WHAT THE TASK REQUIRES →
Repeat the data exactly as given below, dropping every picture.

ENTRIES SUPPLIED →
· · · ·
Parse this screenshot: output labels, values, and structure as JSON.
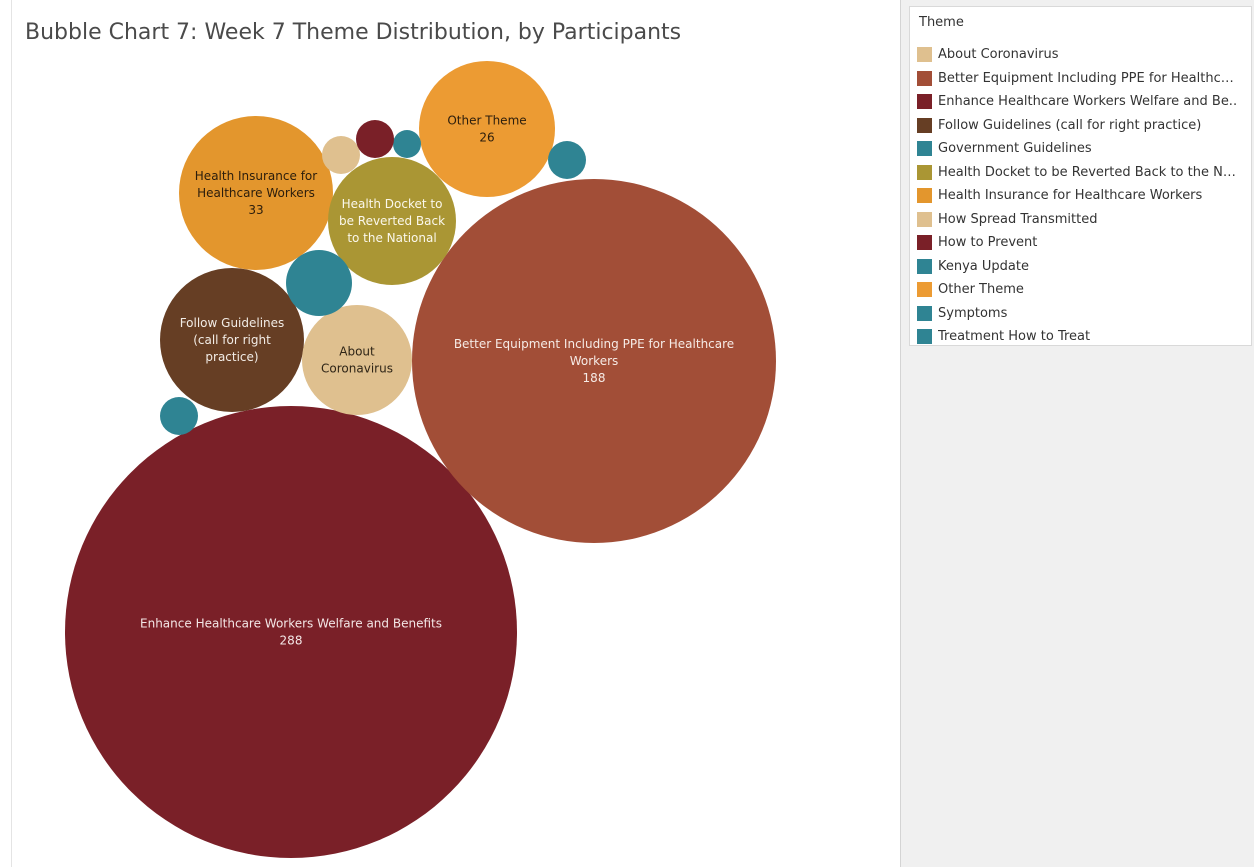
{
  "chart_data": {
    "type": "bubble",
    "title": "Bubble Chart 7: Week 7 Theme Distribution, by Participants",
    "legend_title": "Theme",
    "legend_position": "right",
    "bubbles": [
      {
        "id": "enhance",
        "theme": "Enhance Healthcare Workers Welfare and Benefits",
        "value": 288,
        "label_lines": [
          "Enhance Healthcare Workers Welfare and Benefits",
          "288"
        ],
        "color": "#7A2028"
      },
      {
        "id": "better-equipment",
        "theme": "Better Equipment Including PPE for Healthcare Workers",
        "value": 188,
        "label_lines": [
          "Better Equipment Including PPE for Healthcare",
          "Workers",
          "188"
        ],
        "color": "#A24E37"
      },
      {
        "id": "health-insurance",
        "theme": "Health Insurance for Healthcare Workers",
        "value": 33,
        "label_lines": [
          "Health Insurance for",
          "Healthcare Workers",
          "33"
        ],
        "color": "#E3962D"
      },
      {
        "id": "other",
        "theme": "Other Theme",
        "value": 26,
        "label_lines": [
          "Other Theme",
          "26"
        ],
        "color": "#EC9B33"
      },
      {
        "id": "follow-guidelines",
        "theme": "Follow Guidelines (call for right practice)",
        "value": null,
        "label_lines": [
          "Follow Guidelines",
          "(call for right",
          "practice)"
        ],
        "color": "#663E24"
      },
      {
        "id": "health-docket",
        "theme": "Health Docket to be Reverted Back to the National",
        "value": null,
        "label_lines": [
          "Health Docket to",
          "be Reverted Back",
          "to the National"
        ],
        "color": "#AA9634"
      },
      {
        "id": "about-coronavirus",
        "theme": "About Coronavirus",
        "value": null,
        "label_lines": [
          "About",
          "Coronavirus"
        ],
        "color": "#DFC08F"
      },
      {
        "id": "government-guidelines",
        "theme": "Government Guidelines",
        "value": null,
        "label_lines": [],
        "color": "#2F8493"
      },
      {
        "id": "kenya-update",
        "theme": "Kenya Update",
        "value": null,
        "label_lines": [],
        "color": "#2F8493"
      },
      {
        "id": "symptoms",
        "theme": "Symptoms",
        "value": null,
        "label_lines": [],
        "color": "#2F8493"
      },
      {
        "id": "treatment",
        "theme": "Treatment How to Treat",
        "value": null,
        "label_lines": [],
        "color": "#2F8493"
      },
      {
        "id": "how-spread",
        "theme": "How Spread Transmitted",
        "value": null,
        "label_lines": [],
        "color": "#DFC08F"
      },
      {
        "id": "how-prevent",
        "theme": "How to Prevent",
        "value": null,
        "label_lines": [],
        "color": "#7A2028"
      }
    ]
  },
  "legend": {
    "title": "Theme",
    "items": [
      {
        "label": "About Coronavirus",
        "color": "#DFC08F"
      },
      {
        "label": "Better Equipment Including PPE for Healthcar..",
        "color": "#A24E37"
      },
      {
        "label": "Enhance Healthcare Workers Welfare and Be..",
        "color": "#7A2028"
      },
      {
        "label": "Follow Guidelines (call for right practice)",
        "color": "#663E24"
      },
      {
        "label": "Government Guidelines",
        "color": "#2F8493"
      },
      {
        "label": "Health Docket to be Reverted Back to the Nati..",
        "color": "#AA9634"
      },
      {
        "label": "Health Insurance for Healthcare Workers",
        "color": "#E3962D"
      },
      {
        "label": "How Spread Transmitted",
        "color": "#DFC08F"
      },
      {
        "label": "How to Prevent",
        "color": "#7A2028"
      },
      {
        "label": "Kenya Update",
        "color": "#2F8493"
      },
      {
        "label": "Other Theme",
        "color": "#EC9B33"
      },
      {
        "label": "Symptoms",
        "color": "#2F8493"
      },
      {
        "label": "Treatment How to Treat",
        "color": "#2F8493"
      }
    ]
  }
}
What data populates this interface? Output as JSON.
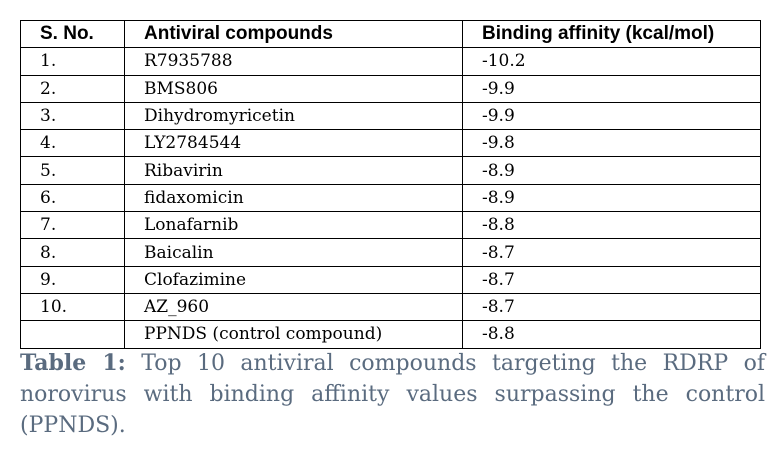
{
  "table": {
    "headers": [
      "S. No.",
      "Antiviral compounds",
      "Binding affinity (kcal/mol)"
    ],
    "rows": [
      [
        "1.",
        "R7935788",
        "-10.2"
      ],
      [
        "2.",
        "BMS806",
        "-9.9"
      ],
      [
        "3.",
        "Dihydromyricetin",
        "-9.9"
      ],
      [
        "4.",
        "LY2784544",
        "-9.8"
      ],
      [
        "5.",
        "Ribavirin",
        "-8.9"
      ],
      [
        "6.",
        "fidaxomicin",
        "-8.9"
      ],
      [
        "7.",
        "Lonafarnib",
        "-8.8"
      ],
      [
        "8.",
        "Baicalin",
        "-8.7"
      ],
      [
        "9.",
        "Clofazimine",
        "-8.7"
      ],
      [
        "10.",
        "AZ_960",
        "-8.7"
      ],
      [
        "",
        "PPNDS (control compound)",
        "-8.8"
      ]
    ]
  },
  "caption": {
    "label": "Table 1:",
    "text": "Top 10 antiviral compounds targeting the RDRP of norovirus with binding affinity values surpassing the control (PPNDS)."
  },
  "colors": {
    "caption_text": "#5a6b7f",
    "table_border": "#000000"
  }
}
· · · ·
OUTPUT BELOW →
Parse this screenshot: output labels, values, and structure as JSON.
{
  "chart_data": {
    "type": "bubble",
    "title": "Bubble Chart 7: Week 7 Theme Distribution, by Participants",
    "legend_title": "Theme",
    "legend_position": "right",
    "bubbles": [
      {
        "id": "enhance",
        "theme": "Enhance Healthcare Workers Welfare and Benefits",
        "value": 288,
        "label_lines": [
          "Enhance Healthcare Workers Welfare and Benefits",
          "288"
        ],
        "color": "#7A2028"
      },
      {
        "id": "better-equipment",
        "theme": "Better Equipment Including PPE for Healthcare Workers",
        "value": 188,
        "label_lines": [
          "Better Equipment Including PPE for Healthcare",
          "Workers",
          "188"
        ],
        "color": "#A24E37"
      },
      {
        "id": "health-insurance",
        "theme": "Health Insurance for Healthcare Workers",
        "value": 33,
        "label_lines": [
          "Health Insurance for",
          "Healthcare Workers",
          "33"
        ],
        "color": "#E3962D"
      },
      {
        "id": "other",
        "theme": "Other Theme",
        "value": 26,
        "label_lines": [
          "Other Theme",
          "26"
        ],
        "color": "#EC9B33"
      },
      {
        "id": "follow-guidelines",
        "theme": "Follow Guidelines (call for right practice)",
        "value": null,
        "label_lines": [
          "Follow Guidelines",
          "(call for right",
          "practice)"
        ],
        "color": "#663E24"
      },
      {
        "id": "health-docket",
        "theme": "Health Docket to be Reverted Back to the National",
        "value": null,
        "label_lines": [
          "Health Docket to",
          "be Reverted Back",
          "to the National"
        ],
        "color": "#AA9634"
      },
      {
        "id": "about-coronavirus",
        "theme": "About Coronavirus",
        "value": null,
        "label_lines": [
          "About",
          "Coronavirus"
        ],
        "color": "#DFC08F"
      },
      {
        "id": "government-guidelines",
        "theme": "Government Guidelines",
        "value": null,
        "label_lines": [],
        "color": "#2F8493"
      },
      {
        "id": "kenya-update",
        "theme": "Kenya Update",
        "value": null,
        "label_lines": [],
        "color": "#2F8493"
      },
      {
        "id": "symptoms",
        "theme": "Symptoms",
        "value": null,
        "label_lines": [],
        "color": "#2F8493"
      },
      {
        "id": "treatment",
        "theme": "Treatment How to Treat",
        "value": null,
        "label_lines": [],
        "color": "#2F8493"
      },
      {
        "id": "how-spread",
        "theme": "How Spread Transmitted",
        "value": null,
        "label_lines": [],
        "color": "#DFC08F"
      },
      {
        "id": "how-prevent",
        "theme": "How to Prevent",
        "value": null,
        "label_lines": [],
        "color": "#7A2028"
      }
    ]
  },
  "legend": {
    "title": "Theme",
    "items": [
      {
        "label": "About Coronavirus",
        "color": "#DFC08F"
      },
      {
        "label": "Better Equipment Including PPE for Healthcar..",
        "color": "#A24E37"
      },
      {
        "label": "Enhance Healthcare Workers Welfare and Be..",
        "color": "#7A2028"
      },
      {
        "label": "Follow Guidelines (call for right practice)",
        "color": "#663E24"
      },
      {
        "label": "Government Guidelines",
        "color": "#2F8493"
      },
      {
        "label": "Health Docket to be Reverted Back to the Nati..",
        "color": "#AA9634"
      },
      {
        "label": "Health Insurance for Healthcare Workers",
        "color": "#E3962D"
      },
      {
        "label": "How Spread Transmitted",
        "color": "#DFC08F"
      },
      {
        "label": "How to Prevent",
        "color": "#7A2028"
      },
      {
        "label": "Kenya Update",
        "color": "#2F8493"
      },
      {
        "label": "Other Theme",
        "color": "#EC9B33"
      },
      {
        "label": "Symptoms",
        "color": "#2F8493"
      },
      {
        "label": "Treatment How to Treat",
        "color": "#2F8493"
      }
    ]
  }
}
What data populates this interface? Output as JSON.
{
  "table": {
    "headers": [
      "S. No.",
      "Antiviral compounds",
      "Binding affinity (kcal/mol)"
    ],
    "rows": [
      [
        "1.",
        "R7935788",
        "-10.2"
      ],
      [
        "2.",
        "BMS806",
        "-9.9"
      ],
      [
        "3.",
        "Dihydromyricetin",
        "-9.9"
      ],
      [
        "4.",
        "LY2784544",
        "-9.8"
      ],
      [
        "5.",
        "Ribavirin",
        "-8.9"
      ],
      [
        "6.",
        "fidaxomicin",
        "-8.9"
      ],
      [
        "7.",
        "Lonafarnib",
        "-8.8"
      ],
      [
        "8.",
        "Baicalin",
        "-8.7"
      ],
      [
        "9.",
        "Clofazimine",
        "-8.7"
      ],
      [
        "10.",
        "AZ_960",
        "-8.7"
      ],
      [
        "",
        "PPNDS (control compound)",
        "-8.8"
      ]
    ]
  },
  "caption": {
    "label": "Table 1:",
    "text": "Top 10 antiviral compounds targeting the RDRP of norovirus with binding affinity values surpassing the control (PPNDS)."
  },
  "colors": {
    "caption_text": "#5a6b7f",
    "table_border": "#000000"
  }
}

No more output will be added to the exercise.